* _Exercise description_
The records follow. Copy them exactly, but omit the pictures.
________________
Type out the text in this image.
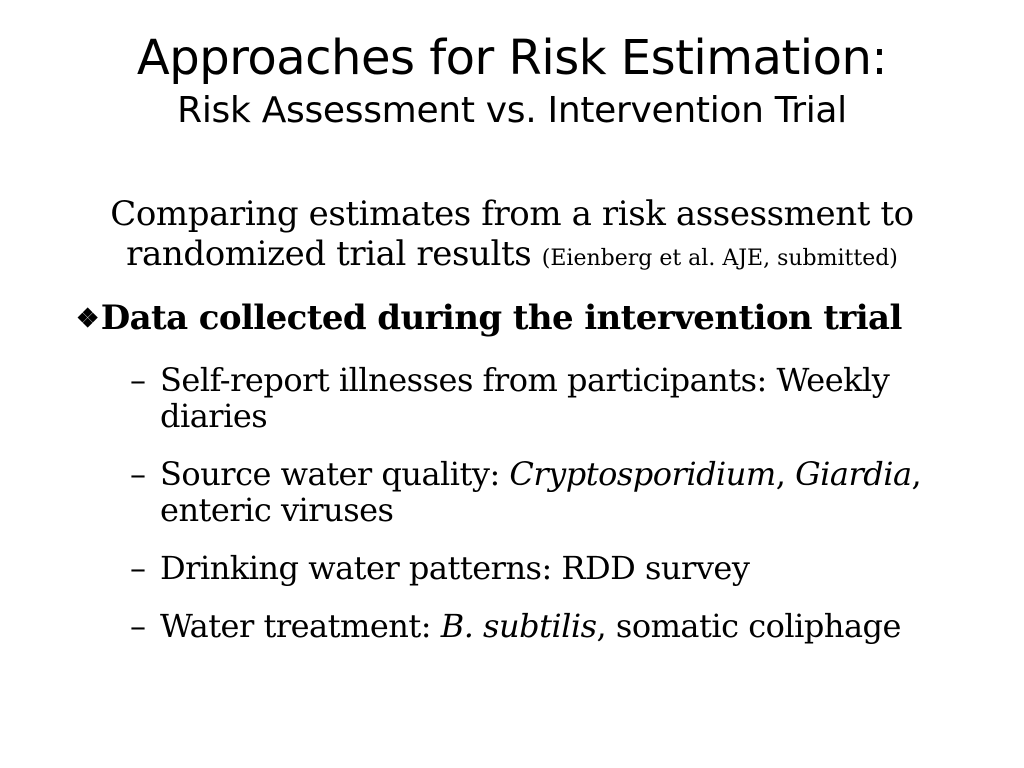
Approaches for Risk Estimation:
Risk Assessment vs. Intervention Trial
Comparing estimates from a risk assessment to randomized trial results (Eienberg et al. AJE, submitted)
❖Data collected during the intervention trial
– Self-report illnesses from participants: Weekly diaries
– Source water quality: Cryptosporidium, Giardia, enteric viruses
– Drinking water patterns: RDD survey
– Water treatment: B. subtilis, somatic coliphage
________________
* _Completed exercise_
Type out the text in this image.
Approaches for Risk Estimation:
Risk Assessment vs. Intervention Trial
Comparing estimates from a risk assessment to randomized trial results (Eienberg et al. AJE, submitted)
❖Data collected during the intervention trial
– Self-report illnesses from participants: Weekly diaries
– Source water quality: Cryptosporidium, Giardia, enteric viruses
– Drinking water patterns: RDD survey
– Water treatment: B. subtilis, somatic coliphage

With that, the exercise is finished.